■ PROVIDED ENTRIES ■

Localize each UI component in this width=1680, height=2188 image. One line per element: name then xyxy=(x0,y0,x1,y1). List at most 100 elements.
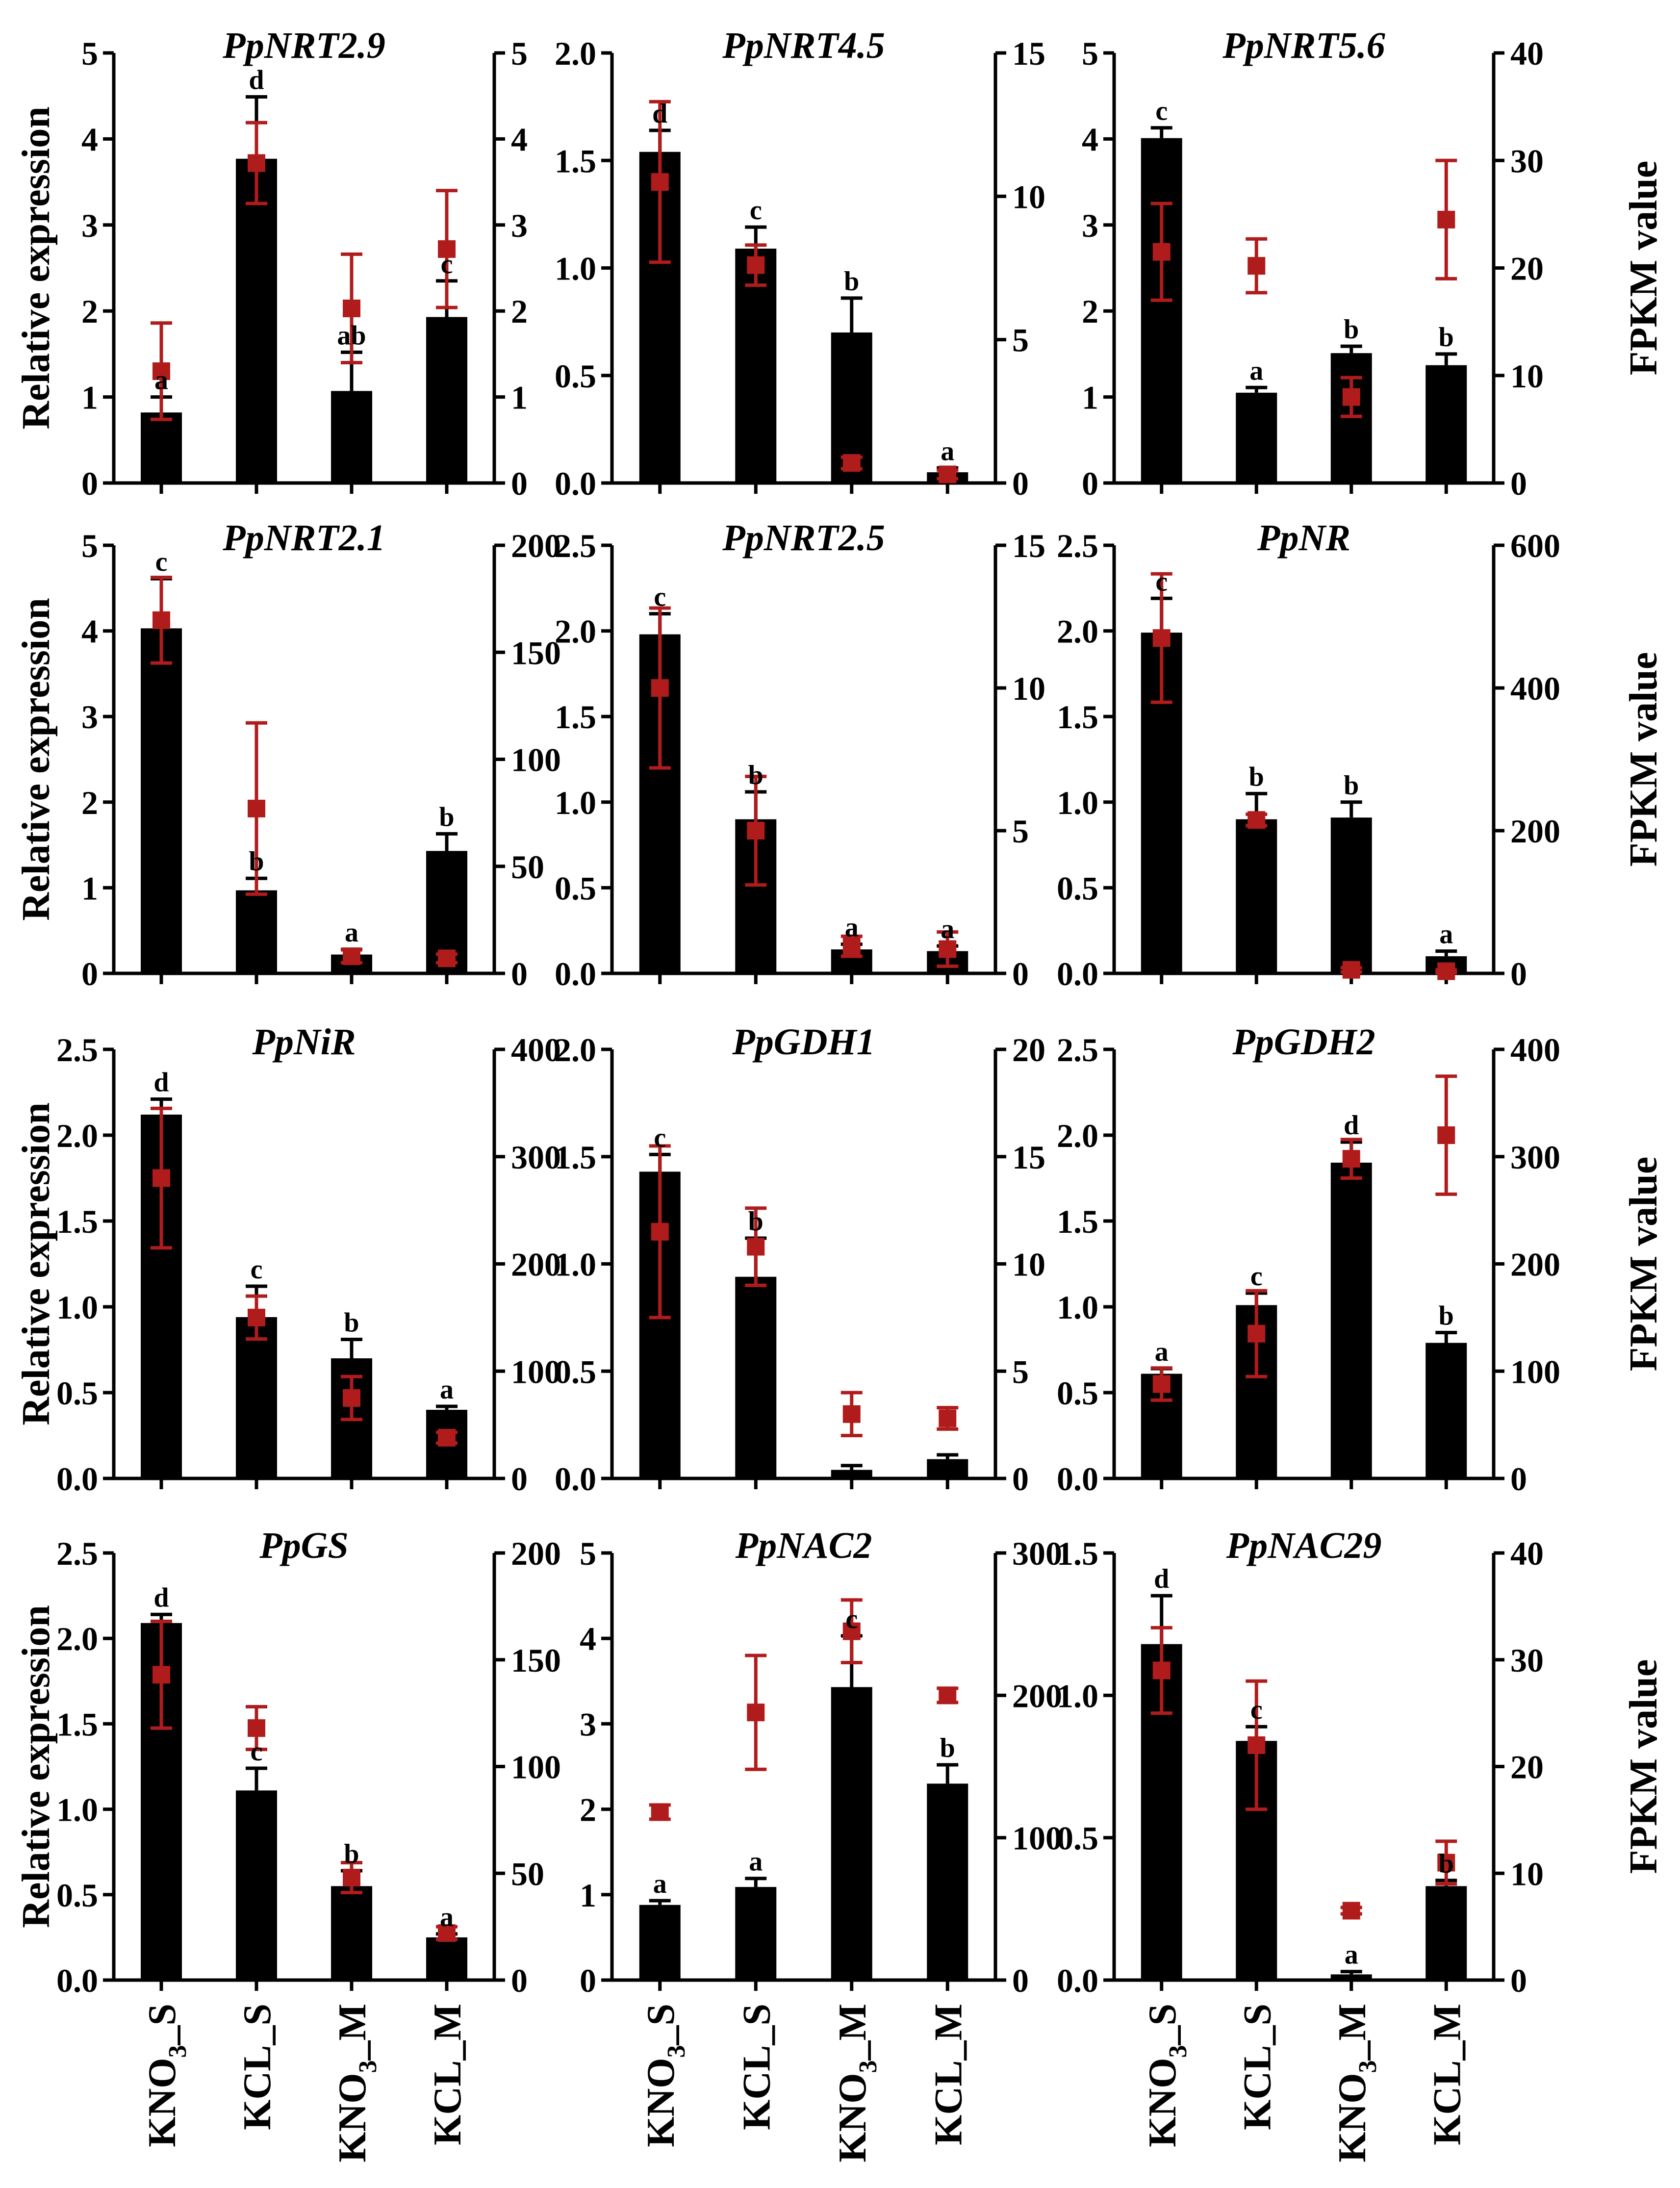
significance-letter: c xyxy=(155,547,168,577)
right-tick-label: 300 xyxy=(1510,1139,1560,1176)
right-tick-label: 400 xyxy=(1510,1031,1560,1069)
chart-panel: 0.0 0.5 1.0 1.5 2.0 2.5 0 5 10 15 PpNRT2.5 c b a a xyxy=(555,517,1045,992)
chart-panel: 0 1 2 3 4 5 0 10 20 30 40 PpNRT5.6 c a b b xyxy=(1082,25,1544,502)
left-tick-label: 0.5 xyxy=(1057,1820,1098,1857)
fpkm-point xyxy=(1152,243,1171,261)
fpkm-point xyxy=(842,1405,861,1423)
x-category-label: KNO3_M xyxy=(1331,2004,1382,2163)
fpkm-point xyxy=(343,299,360,317)
right-tick-label: 100 xyxy=(511,1353,561,1390)
left-tick-label: 0.0 xyxy=(56,1460,98,1498)
left-tick-label: 0 xyxy=(1082,465,1098,502)
left-tick-label: 0.5 xyxy=(56,1374,98,1412)
right-tick-label: 0 xyxy=(511,1962,528,1999)
right-tick-label: 15 xyxy=(1012,527,1045,564)
x-label-subscript: 3 xyxy=(854,2061,882,2073)
fpkm-point xyxy=(248,1719,265,1737)
chart-title: PpNRT2.5 xyxy=(722,517,885,559)
expression-bar xyxy=(831,1470,872,1478)
x-category-labels-group: KNO3_S KCL_S KNO3_M KCL_M KNO3_S KCL_S KNO3_M K… xyxy=(141,2004,1469,2163)
left-tick-label: 0.5 xyxy=(56,1877,98,1914)
fpkm-point xyxy=(939,940,957,958)
x-label-main: KNO xyxy=(141,2058,184,2147)
fpkm-point xyxy=(1152,1375,1171,1393)
expression-bar xyxy=(1330,817,1372,973)
expression-bar xyxy=(1330,353,1372,483)
right-tick-label: 1 xyxy=(511,379,528,416)
right-tick-label: 10 xyxy=(1510,357,1544,395)
right-tick-label: 20 xyxy=(1012,1031,1045,1069)
fpkm-point xyxy=(1437,1854,1455,1872)
right-tick-label: 5 xyxy=(1012,813,1029,850)
fpkm-point xyxy=(1437,962,1455,980)
left-tick-label: 1.5 xyxy=(1057,698,1098,736)
fpkm-point xyxy=(651,679,669,697)
fpkm-point xyxy=(1152,1661,1171,1679)
left-tick-label: 1.5 xyxy=(555,698,596,736)
expression-bar xyxy=(1236,392,1277,483)
significance-letter: b xyxy=(439,802,454,832)
right-tick-label: 400 xyxy=(511,1031,561,1069)
fpkm-point xyxy=(1152,629,1171,647)
left-tick-label: 4 xyxy=(1082,121,1098,158)
fpkm-point xyxy=(1437,1126,1455,1144)
right-tick-label: 50 xyxy=(511,848,544,886)
significance-letter: d xyxy=(153,1068,169,1098)
chart-panel: 0.0 0.5 1.0 1.5 2.0 2.5 0 100 200 300 400 PpNiR d c b a xyxy=(56,1021,561,1498)
left-tick-label: 2.0 xyxy=(1057,613,1098,650)
fpkm-point xyxy=(153,362,170,380)
expression-bar xyxy=(831,1687,872,1980)
left-tick-label: 1.5 xyxy=(56,1705,98,1743)
chart-panel: 0.0 0.5 1.0 1.5 2.0 2.5 0 200 400 600 PpNR c b b a xyxy=(1057,517,1560,992)
x-label-subscript: 3 xyxy=(1354,2061,1382,2073)
x-label-main: KNO xyxy=(1141,2058,1184,2147)
right-tick-label: 40 xyxy=(1510,1535,1544,1572)
right-tick-label: 0 xyxy=(1012,955,1029,992)
y-axis-label-right: FPKM value xyxy=(1622,161,1665,376)
left-tick-label: 0 xyxy=(81,465,98,502)
chart-title: PpGS xyxy=(259,1525,349,1566)
left-tick-label: 0 xyxy=(580,1962,596,1999)
left-tick-label: 0 xyxy=(81,955,98,992)
left-tick-label: 0.0 xyxy=(555,465,596,502)
right-tick-label: 10 xyxy=(1012,1246,1045,1283)
right-tick-label: 20 xyxy=(1510,1749,1544,1786)
fpkm-point xyxy=(438,1428,456,1447)
significance-letter: a xyxy=(345,917,358,948)
x-label-tail: _S xyxy=(141,2004,184,2046)
x-label-tail: _M xyxy=(1331,2004,1374,2061)
left-tick-label: 0.5 xyxy=(555,1353,596,1390)
fpkm-point xyxy=(1247,1324,1266,1343)
right-tick-label: 0 xyxy=(511,1460,528,1498)
significance-letter: a xyxy=(653,1869,667,1899)
chart-title: PpGDH1 xyxy=(732,1021,875,1063)
chart-panel: 0 1 2 3 4 5 0 100 200 300 PpNAC2 a a c b xyxy=(580,1525,1062,1999)
right-tick-label: 0 xyxy=(511,955,528,992)
right-tick-label: 200 xyxy=(511,527,561,564)
left-tick-label: 3 xyxy=(1082,207,1098,244)
right-tick-label: 2 xyxy=(511,293,528,330)
left-tick-label: 1.0 xyxy=(1057,1289,1098,1326)
significance-letter: b xyxy=(1439,322,1454,353)
significance-letter: c xyxy=(750,195,762,226)
x-label-tail: _M xyxy=(331,2004,374,2061)
x-label-subscript: 3 xyxy=(662,2045,690,2058)
x-category-label: KCL_M xyxy=(426,2004,469,2145)
y-axis-label-left: Relative expression xyxy=(15,106,58,429)
x-label-main: KNO xyxy=(639,2058,683,2147)
right-tick-label: 15 xyxy=(1012,35,1045,72)
significance-letter: b xyxy=(748,760,764,790)
right-tick-label: 30 xyxy=(1510,142,1544,179)
right-tick-label: 50 xyxy=(511,1855,544,1892)
significance-letter: c xyxy=(845,1604,858,1634)
x-category-label: KCL_S xyxy=(236,2004,279,2130)
significance-letter: c xyxy=(1250,1261,1263,1292)
x-category-label: KCL_M xyxy=(1425,2004,1469,2145)
x-label-tail: _M xyxy=(831,2004,874,2061)
significance-letter: d xyxy=(1154,1564,1169,1594)
y-axis-label-right: FPKM value xyxy=(1622,1157,1665,1372)
significance-letter: c xyxy=(441,249,453,280)
expression-bar xyxy=(426,317,467,483)
expression-bar xyxy=(236,1790,277,1980)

■ PROMPT ■
Output the listing from the line with "significance-letter: c xyxy=(155,547,168,577)" to the line with "x-category-label: KNO3_M xyxy=(1331,2004,1382,2163)", both included, as a JSON list of strings with one string per line and no blank lines.

■ EXPECTED ANSWER ■
[
  "significance-letter: c xyxy=(155,547,168,577)",
  "right-tick-label: 300 xyxy=(1510,1139,1560,1176)",
  "right-tick-label: 400 xyxy=(1510,1031,1560,1069)",
  "chart-panel: 0.0 0.5 1.0 1.5 2.0 2.5 0 5 10 15 PpNRT2.5 c b a a xyxy=(555,517,1045,992)",
  "chart-panel: 0 1 2 3 4 5 0 10 20 30 40 PpNRT5.6 c a b b xyxy=(1082,25,1544,502)",
  "left-tick-label: 0.5 xyxy=(1057,1820,1098,1857)",
  "fpkm-point xyxy=(1152,243,1171,261)",
  "fpkm-point xyxy=(842,1405,861,1423)",
  "x-category-label: KNO3_M xyxy=(1331,2004,1382,2163)"
]